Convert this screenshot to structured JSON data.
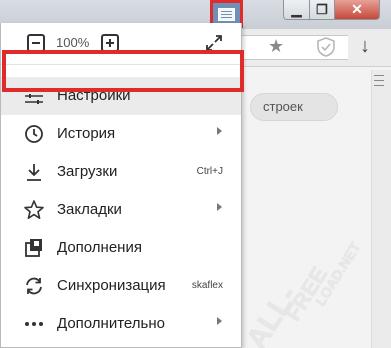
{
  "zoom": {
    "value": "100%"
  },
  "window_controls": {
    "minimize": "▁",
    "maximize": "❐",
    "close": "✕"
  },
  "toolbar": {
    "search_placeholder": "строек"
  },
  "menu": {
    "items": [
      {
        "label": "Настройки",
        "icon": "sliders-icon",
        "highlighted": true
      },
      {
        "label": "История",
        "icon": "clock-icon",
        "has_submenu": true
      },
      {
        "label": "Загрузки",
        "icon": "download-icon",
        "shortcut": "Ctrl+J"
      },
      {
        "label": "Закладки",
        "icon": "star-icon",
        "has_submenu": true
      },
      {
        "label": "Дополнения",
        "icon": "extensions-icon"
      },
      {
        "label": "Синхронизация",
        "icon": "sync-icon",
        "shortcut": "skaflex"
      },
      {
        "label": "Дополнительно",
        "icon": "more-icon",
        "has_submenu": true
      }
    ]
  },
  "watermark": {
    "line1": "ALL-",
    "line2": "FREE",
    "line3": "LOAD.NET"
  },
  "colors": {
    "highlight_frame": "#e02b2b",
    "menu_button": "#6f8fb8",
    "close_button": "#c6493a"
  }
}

§ **What you have to do**: Give back the entries verbatim. Do not include any picture.

§ **Exercise response**:
Convert this screenshot to structured JSON data.
{
  "zoom": {
    "value": "100%"
  },
  "window_controls": {
    "minimize": "▁",
    "maximize": "❐",
    "close": "✕"
  },
  "toolbar": {
    "search_placeholder": "строек"
  },
  "menu": {
    "items": [
      {
        "label": "Настройки",
        "icon": "sliders-icon",
        "highlighted": true
      },
      {
        "label": "История",
        "icon": "clock-icon",
        "has_submenu": true
      },
      {
        "label": "Загрузки",
        "icon": "download-icon",
        "shortcut": "Ctrl+J"
      },
      {
        "label": "Закладки",
        "icon": "star-icon",
        "has_submenu": true
      },
      {
        "label": "Дополнения",
        "icon": "extensions-icon"
      },
      {
        "label": "Синхронизация",
        "icon": "sync-icon",
        "shortcut": "skaflex"
      },
      {
        "label": "Дополнительно",
        "icon": "more-icon",
        "has_submenu": true
      }
    ]
  },
  "watermark": {
    "line1": "ALL-",
    "line2": "FREE",
    "line3": "LOAD.NET"
  },
  "colors": {
    "highlight_frame": "#e02b2b",
    "menu_button": "#6f8fb8",
    "close_button": "#c6493a"
  }
}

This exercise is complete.